▶ _WHAT IS NEEDED_
Can you print every record below exactly as written?
─── RECORDS FOR THIS EXERCISE ───
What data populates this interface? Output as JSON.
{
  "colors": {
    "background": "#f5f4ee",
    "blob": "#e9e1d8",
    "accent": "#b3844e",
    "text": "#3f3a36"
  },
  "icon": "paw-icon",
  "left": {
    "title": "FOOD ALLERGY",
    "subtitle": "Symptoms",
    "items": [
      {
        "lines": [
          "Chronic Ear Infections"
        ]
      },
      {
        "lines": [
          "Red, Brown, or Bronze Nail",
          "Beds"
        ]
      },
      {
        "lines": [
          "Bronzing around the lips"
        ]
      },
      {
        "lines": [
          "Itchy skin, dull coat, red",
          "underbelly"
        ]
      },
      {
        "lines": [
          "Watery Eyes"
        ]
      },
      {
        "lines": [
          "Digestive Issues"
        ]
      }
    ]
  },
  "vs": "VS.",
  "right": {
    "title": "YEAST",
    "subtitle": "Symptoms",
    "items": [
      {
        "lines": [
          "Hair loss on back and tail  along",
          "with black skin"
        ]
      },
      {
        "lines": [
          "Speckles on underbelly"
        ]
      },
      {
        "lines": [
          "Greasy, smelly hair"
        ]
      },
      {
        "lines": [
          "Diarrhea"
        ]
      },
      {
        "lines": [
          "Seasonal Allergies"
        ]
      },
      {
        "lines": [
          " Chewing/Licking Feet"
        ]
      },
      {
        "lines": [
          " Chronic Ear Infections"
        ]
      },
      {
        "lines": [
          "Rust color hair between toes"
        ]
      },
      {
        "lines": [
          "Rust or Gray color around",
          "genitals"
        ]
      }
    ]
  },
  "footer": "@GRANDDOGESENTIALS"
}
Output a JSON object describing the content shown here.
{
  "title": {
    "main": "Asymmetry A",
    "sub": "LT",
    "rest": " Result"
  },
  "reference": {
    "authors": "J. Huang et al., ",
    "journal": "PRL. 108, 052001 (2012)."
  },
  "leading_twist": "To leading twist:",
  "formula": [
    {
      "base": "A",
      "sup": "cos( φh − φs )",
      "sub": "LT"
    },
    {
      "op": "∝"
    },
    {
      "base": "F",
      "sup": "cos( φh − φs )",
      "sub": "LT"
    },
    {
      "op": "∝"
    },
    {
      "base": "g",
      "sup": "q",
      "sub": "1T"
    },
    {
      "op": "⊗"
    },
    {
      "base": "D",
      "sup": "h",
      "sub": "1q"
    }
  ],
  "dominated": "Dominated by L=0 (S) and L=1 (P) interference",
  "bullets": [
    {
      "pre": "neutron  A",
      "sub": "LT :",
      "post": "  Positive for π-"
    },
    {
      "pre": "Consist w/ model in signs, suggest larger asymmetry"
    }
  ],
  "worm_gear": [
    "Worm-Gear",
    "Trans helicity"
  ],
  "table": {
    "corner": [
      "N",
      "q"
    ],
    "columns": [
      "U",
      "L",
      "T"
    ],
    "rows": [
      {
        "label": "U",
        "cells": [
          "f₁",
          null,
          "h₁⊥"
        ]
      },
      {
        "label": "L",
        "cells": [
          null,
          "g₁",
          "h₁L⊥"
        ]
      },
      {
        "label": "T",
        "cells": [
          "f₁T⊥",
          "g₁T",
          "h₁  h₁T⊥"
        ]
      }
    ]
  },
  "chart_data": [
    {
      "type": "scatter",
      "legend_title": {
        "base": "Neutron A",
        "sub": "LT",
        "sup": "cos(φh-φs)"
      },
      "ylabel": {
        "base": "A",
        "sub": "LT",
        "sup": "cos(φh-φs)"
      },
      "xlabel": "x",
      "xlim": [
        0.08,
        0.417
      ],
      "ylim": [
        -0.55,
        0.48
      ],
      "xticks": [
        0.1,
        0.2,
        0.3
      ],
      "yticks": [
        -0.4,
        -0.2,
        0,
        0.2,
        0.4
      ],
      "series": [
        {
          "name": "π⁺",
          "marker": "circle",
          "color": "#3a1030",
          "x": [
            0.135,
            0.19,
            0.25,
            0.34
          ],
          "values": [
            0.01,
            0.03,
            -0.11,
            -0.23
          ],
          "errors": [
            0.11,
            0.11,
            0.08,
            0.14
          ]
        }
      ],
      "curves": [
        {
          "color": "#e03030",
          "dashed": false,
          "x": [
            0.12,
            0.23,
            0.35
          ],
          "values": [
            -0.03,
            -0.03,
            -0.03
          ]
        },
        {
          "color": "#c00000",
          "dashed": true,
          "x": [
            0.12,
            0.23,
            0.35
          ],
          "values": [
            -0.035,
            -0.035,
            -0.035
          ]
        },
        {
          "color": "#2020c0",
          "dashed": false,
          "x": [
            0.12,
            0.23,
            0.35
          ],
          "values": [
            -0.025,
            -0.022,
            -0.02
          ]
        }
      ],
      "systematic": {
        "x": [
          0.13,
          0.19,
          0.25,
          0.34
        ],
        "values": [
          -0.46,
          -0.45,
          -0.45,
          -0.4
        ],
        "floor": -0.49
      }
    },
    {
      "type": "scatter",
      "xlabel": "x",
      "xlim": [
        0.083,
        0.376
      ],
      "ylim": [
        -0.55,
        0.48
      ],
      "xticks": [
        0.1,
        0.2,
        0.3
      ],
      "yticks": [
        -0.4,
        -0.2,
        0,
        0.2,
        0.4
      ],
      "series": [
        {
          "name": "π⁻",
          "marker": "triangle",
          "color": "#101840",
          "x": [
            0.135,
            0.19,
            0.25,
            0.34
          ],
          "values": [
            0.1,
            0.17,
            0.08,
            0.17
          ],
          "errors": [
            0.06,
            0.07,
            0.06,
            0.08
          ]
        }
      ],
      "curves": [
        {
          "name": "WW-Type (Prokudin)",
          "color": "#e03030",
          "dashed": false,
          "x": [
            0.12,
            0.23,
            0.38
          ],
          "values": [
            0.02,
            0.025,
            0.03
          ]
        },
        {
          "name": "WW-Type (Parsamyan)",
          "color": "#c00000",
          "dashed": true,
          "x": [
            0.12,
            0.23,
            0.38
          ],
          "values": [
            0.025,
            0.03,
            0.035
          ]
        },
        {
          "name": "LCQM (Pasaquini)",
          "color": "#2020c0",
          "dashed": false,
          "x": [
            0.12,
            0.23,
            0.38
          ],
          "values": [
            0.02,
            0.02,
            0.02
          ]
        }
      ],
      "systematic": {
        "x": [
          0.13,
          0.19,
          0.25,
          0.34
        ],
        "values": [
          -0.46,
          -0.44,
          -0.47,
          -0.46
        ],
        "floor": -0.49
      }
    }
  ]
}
───
▶ _WRITTEN RESPONSE_
What data populates this interface? Output as JSON.
{
  "colors": {
    "background": "#f5f4ee",
    "blob": "#e9e1d8",
    "accent": "#b3844e",
    "text": "#3f3a36"
  },
  "icon": "paw-icon",
  "left": {
    "title": "FOOD ALLERGY",
    "subtitle": "Symptoms",
    "items": [
      {
        "lines": [
          "Chronic Ear Infections"
        ]
      },
      {
        "lines": [
          "Red, Brown, or Bronze Nail",
          "Beds"
        ]
      },
      {
        "lines": [
          "Bronzing around the lips"
        ]
      },
      {
        "lines": [
          "Itchy skin, dull coat, red",
          "underbelly"
        ]
      },
      {
        "lines": [
          "Watery Eyes"
        ]
      },
      {
        "lines": [
          "Digestive Issues"
        ]
      }
    ]
  },
  "vs": "VS.",
  "right": {
    "title": "YEAST",
    "subtitle": "Symptoms",
    "items": [
      {
        "lines": [
          "Hair loss on back and tail  along",
          "with black skin"
        ]
      },
      {
        "lines": [
          "Speckles on underbelly"
        ]
      },
      {
        "lines": [
          "Greasy, smelly hair"
        ]
      },
      {
        "lines": [
          "Diarrhea"
        ]
      },
      {
        "lines": [
          "Seasonal Allergies"
        ]
      },
      {
        "lines": [
          " Chewing/Licking Feet"
        ]
      },
      {
        "lines": [
          " Chronic Ear Infections"
        ]
      },
      {
        "lines": [
          "Rust color hair between toes"
        ]
      },
      {
        "lines": [
          "Rust or Gray color around",
          "genitals"
        ]
      }
    ]
  },
  "footer": "@GRANDDOGESENTIALS"
}
Output a JSON object describing the content shown here.
{
  "title": {
    "main": "Asymmetry A",
    "sub": "LT",
    "rest": " Result"
  },
  "reference": {
    "authors": "J. Huang et al., ",
    "journal": "PRL. 108, 052001 (2012)."
  },
  "leading_twist": "To leading twist:",
  "formula": [
    {
      "base": "A",
      "sup": "cos( φh − φs )",
      "sub": "LT"
    },
    {
      "op": "∝"
    },
    {
      "base": "F",
      "sup": "cos( φh − φs )",
      "sub": "LT"
    },
    {
      "op": "∝"
    },
    {
      "base": "g",
      "sup": "q",
      "sub": "1T"
    },
    {
      "op": "⊗"
    },
    {
      "base": "D",
      "sup": "h",
      "sub": "1q"
    }
  ],
  "dominated": "Dominated by L=0 (S) and L=1 (P) interference",
  "bullets": [
    {
      "pre": "neutron  A",
      "sub": "LT :",
      "post": "  Positive for π-"
    },
    {
      "pre": "Consist w/ model in signs, suggest larger asymmetry"
    }
  ],
  "worm_gear": [
    "Worm-Gear",
    "Trans helicity"
  ],
  "table": {
    "corner": [
      "N",
      "q"
    ],
    "columns": [
      "U",
      "L",
      "T"
    ],
    "rows": [
      {
        "label": "U",
        "cells": [
          "f₁",
          null,
          "h₁⊥"
        ]
      },
      {
        "label": "L",
        "cells": [
          null,
          "g₁",
          "h₁L⊥"
        ]
      },
      {
        "label": "T",
        "cells": [
          "f₁T⊥",
          "g₁T",
          "h₁  h₁T⊥"
        ]
      }
    ]
  },
  "chart_data": [
    {
      "type": "scatter",
      "legend_title": {
        "base": "Neutron A",
        "sub": "LT",
        "sup": "cos(φh-φs)"
      },
      "ylabel": {
        "base": "A",
        "sub": "LT",
        "sup": "cos(φh-φs)"
      },
      "xlabel": "x",
      "xlim": [
        0.08,
        0.417
      ],
      "ylim": [
        -0.55,
        0.48
      ],
      "xticks": [
        0.1,
        0.2,
        0.3
      ],
      "yticks": [
        -0.4,
        -0.2,
        0,
        0.2,
        0.4
      ],
      "series": [
        {
          "name": "π⁺",
          "marker": "circle",
          "color": "#3a1030",
          "x": [
            0.135,
            0.19,
            0.25,
            0.34
          ],
          "values": [
            0.01,
            0.03,
            -0.11,
            -0.23
          ],
          "errors": [
            0.11,
            0.11,
            0.08,
            0.14
          ]
        }
      ],
      "curves": [
        {
          "color": "#e03030",
          "dashed": false,
          "x": [
            0.12,
            0.23,
            0.35
          ],
          "values": [
            -0.03,
            -0.03,
            -0.03
          ]
        },
        {
          "color": "#c00000",
          "dashed": true,
          "x": [
            0.12,
            0.23,
            0.35
          ],
          "values": [
            -0.035,
            -0.035,
            -0.035
          ]
        },
        {
          "color": "#2020c0",
          "dashed": false,
          "x": [
            0.12,
            0.23,
            0.35
          ],
          "values": [
            -0.025,
            -0.022,
            -0.02
          ]
        }
      ],
      "systematic": {
        "x": [
          0.13,
          0.19,
          0.25,
          0.34
        ],
        "values": [
          -0.46,
          -0.45,
          -0.45,
          -0.4
        ],
        "floor": -0.49
      }
    },
    {
      "type": "scatter",
      "xlabel": "x",
      "xlim": [
        0.083,
        0.376
      ],
      "ylim": [
        -0.55,
        0.48
      ],
      "xticks": [
        0.1,
        0.2,
        0.3
      ],
      "yticks": [
        -0.4,
        -0.2,
        0,
        0.2,
        0.4
      ],
      "series": [
        {
          "name": "π⁻",
          "marker": "triangle",
          "color": "#101840",
          "x": [
            0.135,
            0.19,
            0.25,
            0.34
          ],
          "values": [
            0.1,
            0.17,
            0.08,
            0.17
          ],
          "errors": [
            0.06,
            0.07,
            0.06,
            0.08
          ]
        }
      ],
      "curves": [
        {
          "name": "WW-Type (Prokudin)",
          "color": "#e03030",
          "dashed": false,
          "x": [
            0.12,
            0.23,
            0.38
          ],
          "values": [
            0.02,
            0.025,
            0.03
          ]
        },
        {
          "name": "WW-Type (Parsamyan)",
          "color": "#c00000",
          "dashed": true,
          "x": [
            0.12,
            0.23,
            0.38
          ],
          "values": [
            0.025,
            0.03,
            0.035
          ]
        },
        {
          "name": "LCQM (Pasaquini)",
          "color": "#2020c0",
          "dashed": false,
          "x": [
            0.12,
            0.23,
            0.38
          ],
          "values": [
            0.02,
            0.02,
            0.02
          ]
        }
      ],
      "systematic": {
        "x": [
          0.13,
          0.19,
          0.25,
          0.34
        ],
        "values": [
          -0.46,
          -0.44,
          -0.47,
          -0.46
        ],
        "floor": -0.49
      }
    }
  ]
}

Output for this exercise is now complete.